● **WRITTEN PROBLEM**
Output the material beneath this task exactly, images excluded.

● **AVAILABLE DATA**
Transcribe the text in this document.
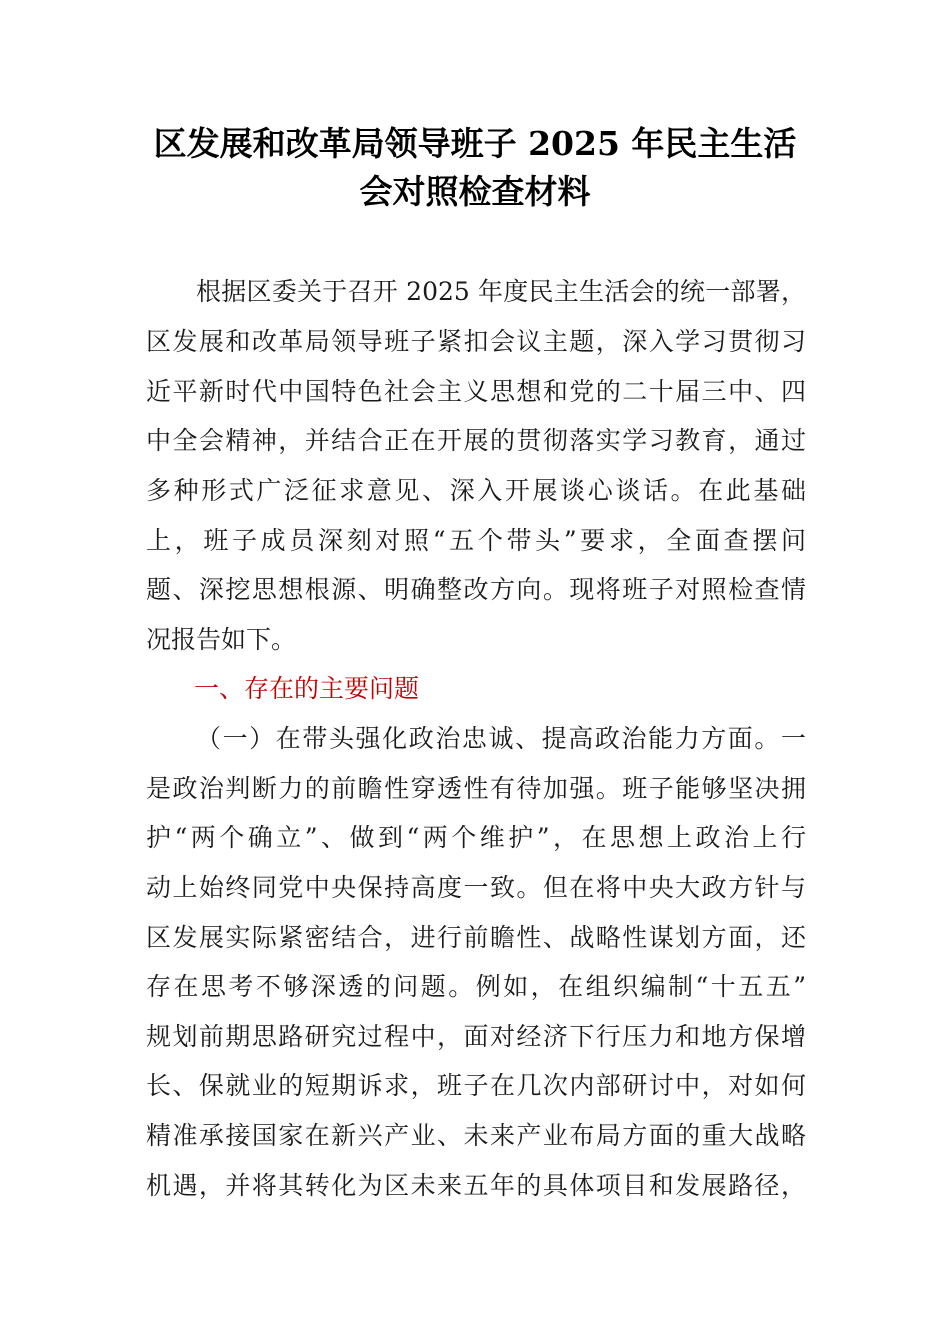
区发展和改革局领导班子 2025 年民主生活
会对照检查材料
根据区委关于召开 2025 年度民主生活会的统一部署，
区发展和改革局领导班子紧扣会议主题，深入学习贯彻习
近平新时代中国特色社会主义思想和党的二十届三中、四
中全会精神，并结合正在开展的贯彻落实学习教育，通过
多种形式广泛征求意见、深入开展谈心谈话。在此基础
上，班子成员深刻对照“五个带头”要求，全面查摆问
题、深挖思想根源、明确整改方向。现将班子对照检查情
况报告如下。
一、存在的主要问题
（一）在带头强化政治忠诚、提高政治能力方面。一
是政治判断力的前瞻性穿透性有待加强。班子能够坚决拥
护“两个确立”、做到“两个维护”，在思想上政治上行
动上始终同党中央保持高度一致。但在将中央大政方针与
区发展实际紧密结合，进行前瞻性、战略性谋划方面，还
存在思考不够深透的问题。例如，在组织编制“十五五”
规划前期思路研究过程中，面对经济下行压力和地方保增
长、保就业的短期诉求，班子在几次内部研讨中，对如何
精准承接国家在新兴产业、未来产业布局方面的重大战略
机遇，并将其转化为区未来五年的具体项目和发展路径，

● **CORRECT RESPONSE**
Transcribe the text in this document.
区发展和改革局领导班子 2025 年民主生活
会对照检查材料
根据区委关于召开 2025 年度民主生活会的统一部署，
区发展和改革局领导班子紧扣会议主题，深入学习贯彻习
近平新时代中国特色社会主义思想和党的二十届三中、四
中全会精神，并结合正在开展的贯彻落实学习教育，通过
多种形式广泛征求意见、深入开展谈心谈话。在此基础
上，班子成员深刻对照“五个带头”要求，全面查摆问
题、深挖思想根源、明确整改方向。现将班子对照检查情
况报告如下。
一、存在的主要问题
（一）在带头强化政治忠诚、提高政治能力方面。一
是政治判断力的前瞻性穿透性有待加强。班子能够坚决拥
护“两个确立”、做到“两个维护”，在思想上政治上行
动上始终同党中央保持高度一致。但在将中央大政方针与
区发展实际紧密结合，进行前瞻性、战略性谋划方面，还
存在思考不够深透的问题。例如，在组织编制“十五五”
规划前期思路研究过程中，面对经济下行压力和地方保增
长、保就业的短期诉求，班子在几次内部研讨中，对如何
精准承接国家在新兴产业、未来产业布局方面的重大战略
机遇，并将其转化为区未来五年的具体项目和发展路径，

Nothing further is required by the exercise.